> **WHAT THE TASK REQUIRES**
State how many lines contain the string "notas", and write nothing else.

> **DATASET RECORDS**
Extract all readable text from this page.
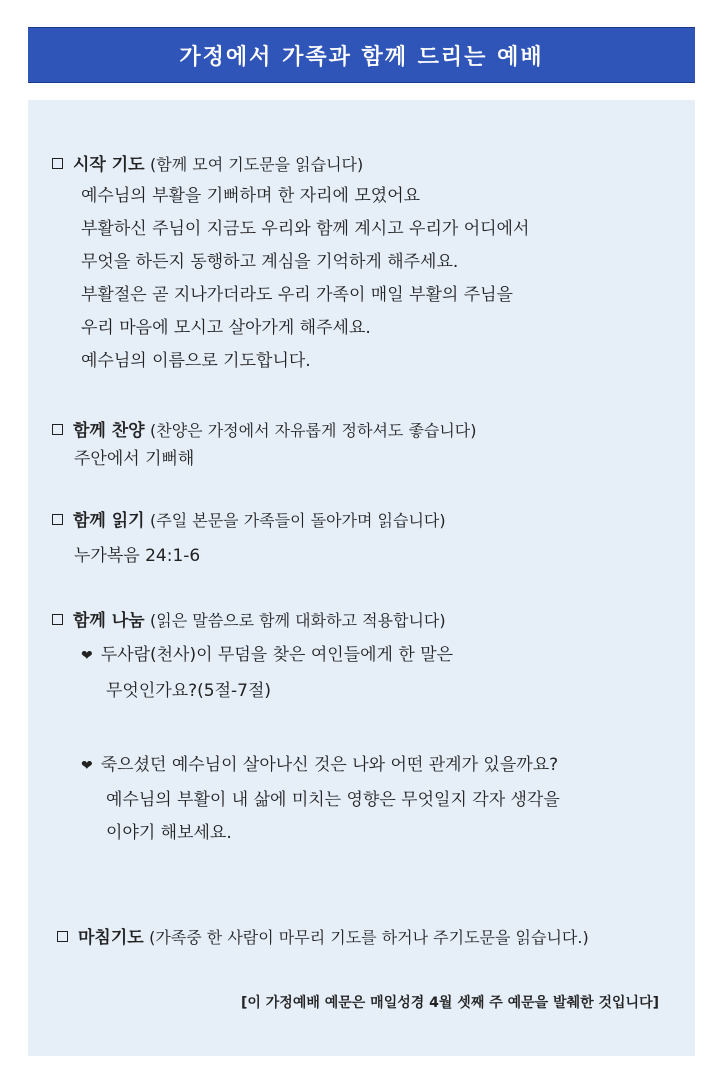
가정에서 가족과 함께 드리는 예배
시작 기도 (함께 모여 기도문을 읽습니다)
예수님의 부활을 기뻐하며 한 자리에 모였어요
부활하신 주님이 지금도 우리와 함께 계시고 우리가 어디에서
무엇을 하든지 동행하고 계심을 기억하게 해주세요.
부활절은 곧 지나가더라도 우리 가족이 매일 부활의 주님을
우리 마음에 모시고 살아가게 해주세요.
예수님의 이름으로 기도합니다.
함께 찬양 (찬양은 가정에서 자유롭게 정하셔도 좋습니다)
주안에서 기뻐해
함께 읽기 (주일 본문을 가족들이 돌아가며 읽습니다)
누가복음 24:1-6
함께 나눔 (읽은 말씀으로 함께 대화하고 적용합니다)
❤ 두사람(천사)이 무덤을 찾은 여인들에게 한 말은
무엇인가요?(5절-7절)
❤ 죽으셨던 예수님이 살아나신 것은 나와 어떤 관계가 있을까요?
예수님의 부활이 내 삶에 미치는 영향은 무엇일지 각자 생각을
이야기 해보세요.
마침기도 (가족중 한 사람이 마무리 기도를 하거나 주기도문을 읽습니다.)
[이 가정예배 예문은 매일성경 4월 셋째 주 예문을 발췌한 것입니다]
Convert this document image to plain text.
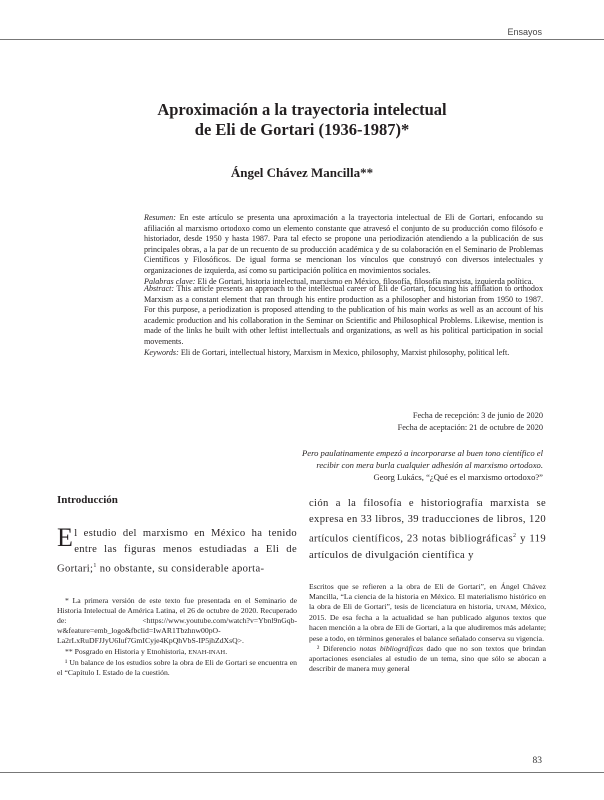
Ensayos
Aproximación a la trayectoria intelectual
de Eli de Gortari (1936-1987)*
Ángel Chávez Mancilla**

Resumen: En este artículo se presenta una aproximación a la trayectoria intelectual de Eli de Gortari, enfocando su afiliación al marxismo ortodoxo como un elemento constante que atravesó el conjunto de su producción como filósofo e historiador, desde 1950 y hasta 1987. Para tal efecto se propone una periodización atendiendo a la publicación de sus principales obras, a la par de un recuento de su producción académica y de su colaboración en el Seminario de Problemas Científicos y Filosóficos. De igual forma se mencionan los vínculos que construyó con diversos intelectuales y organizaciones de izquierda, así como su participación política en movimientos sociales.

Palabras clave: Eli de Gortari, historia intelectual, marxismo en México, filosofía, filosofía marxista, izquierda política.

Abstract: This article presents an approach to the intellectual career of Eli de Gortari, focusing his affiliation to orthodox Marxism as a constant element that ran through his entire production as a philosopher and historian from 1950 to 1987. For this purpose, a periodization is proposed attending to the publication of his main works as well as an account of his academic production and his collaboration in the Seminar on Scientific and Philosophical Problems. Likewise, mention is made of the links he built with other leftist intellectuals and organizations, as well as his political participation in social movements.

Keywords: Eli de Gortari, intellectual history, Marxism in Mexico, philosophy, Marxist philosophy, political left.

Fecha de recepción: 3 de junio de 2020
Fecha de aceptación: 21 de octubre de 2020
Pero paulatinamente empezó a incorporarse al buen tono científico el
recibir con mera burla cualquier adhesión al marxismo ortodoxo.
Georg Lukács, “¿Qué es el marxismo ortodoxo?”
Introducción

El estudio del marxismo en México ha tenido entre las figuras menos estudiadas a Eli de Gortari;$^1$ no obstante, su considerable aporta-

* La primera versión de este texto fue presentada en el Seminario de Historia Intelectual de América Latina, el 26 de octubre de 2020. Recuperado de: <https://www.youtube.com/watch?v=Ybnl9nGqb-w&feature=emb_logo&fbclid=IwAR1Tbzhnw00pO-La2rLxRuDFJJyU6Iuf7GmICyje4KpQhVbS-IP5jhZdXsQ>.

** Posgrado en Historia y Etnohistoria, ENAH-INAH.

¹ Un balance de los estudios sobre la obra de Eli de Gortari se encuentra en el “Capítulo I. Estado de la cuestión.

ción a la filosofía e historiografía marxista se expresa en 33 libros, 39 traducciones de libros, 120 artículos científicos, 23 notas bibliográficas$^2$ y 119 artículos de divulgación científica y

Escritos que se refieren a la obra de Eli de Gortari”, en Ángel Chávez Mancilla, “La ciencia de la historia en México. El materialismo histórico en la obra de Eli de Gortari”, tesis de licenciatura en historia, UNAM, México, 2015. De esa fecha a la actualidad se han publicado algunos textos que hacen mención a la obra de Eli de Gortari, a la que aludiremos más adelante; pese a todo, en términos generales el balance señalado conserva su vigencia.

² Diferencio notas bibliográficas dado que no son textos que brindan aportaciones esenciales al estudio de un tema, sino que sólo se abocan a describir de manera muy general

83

> **EXPECTED ANSWER**
2